Write out every entry precisely as given, leaving the pictures out.

(Records from a data collection)
================================

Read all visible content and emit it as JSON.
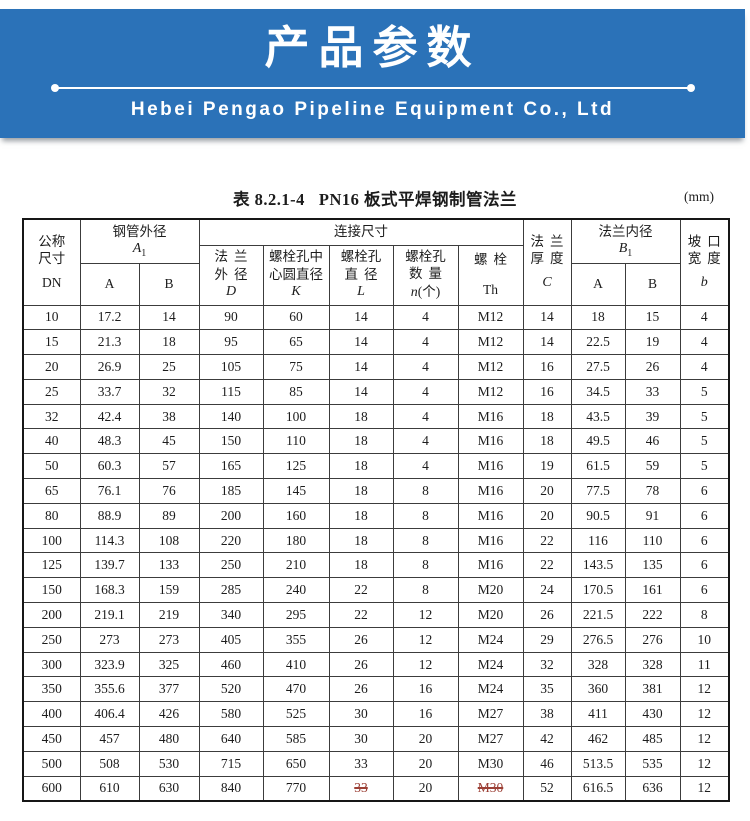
{
  "banner": {
    "title": "产品参数",
    "company": "Hebei Pengao Pipeline Equipment Co., Ltd",
    "bg_color": "#2b72b8",
    "text_color": "#ffffff"
  },
  "table": {
    "caption": {
      "prefix": "表 8.2.1-4",
      "name": "PN16 板式平焊钢制管法兰",
      "unit": "(mm)"
    },
    "strike_color": "#9c4036",
    "header": {
      "nominal": {
        "l1": "公称",
        "l2": "尺寸",
        "sym": "DN"
      },
      "pipe_od": {
        "label": "钢管外径",
        "sym": "A",
        "sub": "1"
      },
      "connect": {
        "label": "连接尺寸"
      },
      "flange_od": {
        "l1": "法兰",
        "l2": "外径",
        "sym": "D"
      },
      "bolt_circle": {
        "l1": "螺栓孔中",
        "l2": "心圆直径",
        "sym": "K"
      },
      "bolt_hole": {
        "l1": "螺栓孔",
        "l2": "直径",
        "sym": "L"
      },
      "bolt_count": {
        "l1": "螺栓孔",
        "l2": "数量",
        "sym_i": "n",
        "sym_rest": "(个)"
      },
      "bolt": {
        "l1": "螺栓",
        "sym": "Th"
      },
      "thickness": {
        "l1": "法兰",
        "l2": "厚度",
        "sym": "C"
      },
      "flange_id": {
        "label": "法兰内径",
        "sym": "B",
        "sub": "1"
      },
      "groove": {
        "l1": "坡口",
        "l2": "宽度",
        "sym": "b"
      },
      "sub_a": "A",
      "sub_b": "B"
    },
    "rows": [
      {
        "cells": [
          "10",
          "17.2",
          "14",
          "90",
          "60",
          "14",
          "4",
          "M12",
          "14",
          "18",
          "15",
          "4"
        ],
        "struck": []
      },
      {
        "cells": [
          "15",
          "21.3",
          "18",
          "95",
          "65",
          "14",
          "4",
          "M12",
          "14",
          "22.5",
          "19",
          "4"
        ],
        "struck": []
      },
      {
        "cells": [
          "20",
          "26.9",
          "25",
          "105",
          "75",
          "14",
          "4",
          "M12",
          "16",
          "27.5",
          "26",
          "4"
        ],
        "struck": []
      },
      {
        "cells": [
          "25",
          "33.7",
          "32",
          "115",
          "85",
          "14",
          "4",
          "M12",
          "16",
          "34.5",
          "33",
          "5"
        ],
        "struck": []
      },
      {
        "cells": [
          "32",
          "42.4",
          "38",
          "140",
          "100",
          "18",
          "4",
          "M16",
          "18",
          "43.5",
          "39",
          "5"
        ],
        "struck": []
      },
      {
        "cells": [
          "40",
          "48.3",
          "45",
          "150",
          "110",
          "18",
          "4",
          "M16",
          "18",
          "49.5",
          "46",
          "5"
        ],
        "struck": []
      },
      {
        "cells": [
          "50",
          "60.3",
          "57",
          "165",
          "125",
          "18",
          "4",
          "M16",
          "19",
          "61.5",
          "59",
          "5"
        ],
        "struck": []
      },
      {
        "cells": [
          "65",
          "76.1",
          "76",
          "185",
          "145",
          "18",
          "8",
          "M16",
          "20",
          "77.5",
          "78",
          "6"
        ],
        "struck": []
      },
      {
        "cells": [
          "80",
          "88.9",
          "89",
          "200",
          "160",
          "18",
          "8",
          "M16",
          "20",
          "90.5",
          "91",
          "6"
        ],
        "struck": []
      },
      {
        "cells": [
          "100",
          "114.3",
          "108",
          "220",
          "180",
          "18",
          "8",
          "M16",
          "22",
          "116",
          "110",
          "6"
        ],
        "struck": []
      },
      {
        "cells": [
          "125",
          "139.7",
          "133",
          "250",
          "210",
          "18",
          "8",
          "M16",
          "22",
          "143.5",
          "135",
          "6"
        ],
        "struck": []
      },
      {
        "cells": [
          "150",
          "168.3",
          "159",
          "285",
          "240",
          "22",
          "8",
          "M20",
          "24",
          "170.5",
          "161",
          "6"
        ],
        "struck": []
      },
      {
        "cells": [
          "200",
          "219.1",
          "219",
          "340",
          "295",
          "22",
          "12",
          "M20",
          "26",
          "221.5",
          "222",
          "8"
        ],
        "struck": []
      },
      {
        "cells": [
          "250",
          "273",
          "273",
          "405",
          "355",
          "26",
          "12",
          "M24",
          "29",
          "276.5",
          "276",
          "10"
        ],
        "struck": []
      },
      {
        "cells": [
          "300",
          "323.9",
          "325",
          "460",
          "410",
          "26",
          "12",
          "M24",
          "32",
          "328",
          "328",
          "11"
        ],
        "struck": []
      },
      {
        "cells": [
          "350",
          "355.6",
          "377",
          "520",
          "470",
          "26",
          "16",
          "M24",
          "35",
          "360",
          "381",
          "12"
        ],
        "struck": []
      },
      {
        "cells": [
          "400",
          "406.4",
          "426",
          "580",
          "525",
          "30",
          "16",
          "M27",
          "38",
          "411",
          "430",
          "12"
        ],
        "struck": []
      },
      {
        "cells": [
          "450",
          "457",
          "480",
          "640",
          "585",
          "30",
          "20",
          "M27",
          "42",
          "462",
          "485",
          "12"
        ],
        "struck": []
      },
      {
        "cells": [
          "500",
          "508",
          "530",
          "715",
          "650",
          "33",
          "20",
          "M30",
          "46",
          "513.5",
          "535",
          "12"
        ],
        "struck": []
      },
      {
        "cells": [
          "600",
          "610",
          "630",
          "840",
          "770",
          "33",
          "20",
          "M30",
          "52",
          "616.5",
          "636",
          "12"
        ],
        "struck": [
          5,
          7
        ]
      }
    ]
  }
}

================================

→ TASK ANSWER:
Read all visible content and emit it as JSON.
{
  "banner": {
    "title": "产品参数",
    "company": "Hebei Pengao Pipeline Equipment Co., Ltd",
    "bg_color": "#2b72b8",
    "text_color": "#ffffff"
  },
  "table": {
    "caption": {
      "prefix": "表 8.2.1-4",
      "name": "PN16 板式平焊钢制管法兰",
      "unit": "(mm)"
    },
    "strike_color": "#9c4036",
    "header": {
      "nominal": {
        "l1": "公称",
        "l2": "尺寸",
        "sym": "DN"
      },
      "pipe_od": {
        "label": "钢管外径",
        "sym": "A",
        "sub": "1"
      },
      "connect": {
        "label": "连接尺寸"
      },
      "flange_od": {
        "l1": "法兰",
        "l2": "外径",
        "sym": "D"
      },
      "bolt_circle": {
        "l1": "螺栓孔中",
        "l2": "心圆直径",
        "sym": "K"
      },
      "bolt_hole": {
        "l1": "螺栓孔",
        "l2": "直径",
        "sym": "L"
      },
      "bolt_count": {
        "l1": "螺栓孔",
        "l2": "数量",
        "sym_i": "n",
        "sym_rest": "(个)"
      },
      "bolt": {
        "l1": "螺栓",
        "sym": "Th"
      },
      "thickness": {
        "l1": "法兰",
        "l2": "厚度",
        "sym": "C"
      },
      "flange_id": {
        "label": "法兰内径",
        "sym": "B",
        "sub": "1"
      },
      "groove": {
        "l1": "坡口",
        "l2": "宽度",
        "sym": "b"
      },
      "sub_a": "A",
      "sub_b": "B"
    },
    "rows": [
      {
        "cells": [
          "10",
          "17.2",
          "14",
          "90",
          "60",
          "14",
          "4",
          "M12",
          "14",
          "18",
          "15",
          "4"
        ],
        "struck": []
      },
      {
        "cells": [
          "15",
          "21.3",
          "18",
          "95",
          "65",
          "14",
          "4",
          "M12",
          "14",
          "22.5",
          "19",
          "4"
        ],
        "struck": []
      },
      {
        "cells": [
          "20",
          "26.9",
          "25",
          "105",
          "75",
          "14",
          "4",
          "M12",
          "16",
          "27.5",
          "26",
          "4"
        ],
        "struck": []
      },
      {
        "cells": [
          "25",
          "33.7",
          "32",
          "115",
          "85",
          "14",
          "4",
          "M12",
          "16",
          "34.5",
          "33",
          "5"
        ],
        "struck": []
      },
      {
        "cells": [
          "32",
          "42.4",
          "38",
          "140",
          "100",
          "18",
          "4",
          "M16",
          "18",
          "43.5",
          "39",
          "5"
        ],
        "struck": []
      },
      {
        "cells": [
          "40",
          "48.3",
          "45",
          "150",
          "110",
          "18",
          "4",
          "M16",
          "18",
          "49.5",
          "46",
          "5"
        ],
        "struck": []
      },
      {
        "cells": [
          "50",
          "60.3",
          "57",
          "165",
          "125",
          "18",
          "4",
          "M16",
          "19",
          "61.5",
          "59",
          "5"
        ],
        "struck": []
      },
      {
        "cells": [
          "65",
          "76.1",
          "76",
          "185",
          "145",
          "18",
          "8",
          "M16",
          "20",
          "77.5",
          "78",
          "6"
        ],
        "struck": []
      },
      {
        "cells": [
          "80",
          "88.9",
          "89",
          "200",
          "160",
          "18",
          "8",
          "M16",
          "20",
          "90.5",
          "91",
          "6"
        ],
        "struck": []
      },
      {
        "cells": [
          "100",
          "114.3",
          "108",
          "220",
          "180",
          "18",
          "8",
          "M16",
          "22",
          "116",
          "110",
          "6"
        ],
        "struck": []
      },
      {
        "cells": [
          "125",
          "139.7",
          "133",
          "250",
          "210",
          "18",
          "8",
          "M16",
          "22",
          "143.5",
          "135",
          "6"
        ],
        "struck": []
      },
      {
        "cells": [
          "150",
          "168.3",
          "159",
          "285",
          "240",
          "22",
          "8",
          "M20",
          "24",
          "170.5",
          "161",
          "6"
        ],
        "struck": []
      },
      {
        "cells": [
          "200",
          "219.1",
          "219",
          "340",
          "295",
          "22",
          "12",
          "M20",
          "26",
          "221.5",
          "222",
          "8"
        ],
        "struck": []
      },
      {
        "cells": [
          "250",
          "273",
          "273",
          "405",
          "355",
          "26",
          "12",
          "M24",
          "29",
          "276.5",
          "276",
          "10"
        ],
        "struck": []
      },
      {
        "cells": [
          "300",
          "323.9",
          "325",
          "460",
          "410",
          "26",
          "12",
          "M24",
          "32",
          "328",
          "328",
          "11"
        ],
        "struck": []
      },
      {
        "cells": [
          "350",
          "355.6",
          "377",
          "520",
          "470",
          "26",
          "16",
          "M24",
          "35",
          "360",
          "381",
          "12"
        ],
        "struck": []
      },
      {
        "cells": [
          "400",
          "406.4",
          "426",
          "580",
          "525",
          "30",
          "16",
          "M27",
          "38",
          "411",
          "430",
          "12"
        ],
        "struck": []
      },
      {
        "cells": [
          "450",
          "457",
          "480",
          "640",
          "585",
          "30",
          "20",
          "M27",
          "42",
          "462",
          "485",
          "12"
        ],
        "struck": []
      },
      {
        "cells": [
          "500",
          "508",
          "530",
          "715",
          "650",
          "33",
          "20",
          "M30",
          "46",
          "513.5",
          "535",
          "12"
        ],
        "struck": []
      },
      {
        "cells": [
          "600",
          "610",
          "630",
          "840",
          "770",
          "33",
          "20",
          "M30",
          "52",
          "616.5",
          "636",
          "12"
        ],
        "struck": [
          5,
          7
        ]
      }
    ]
  }
}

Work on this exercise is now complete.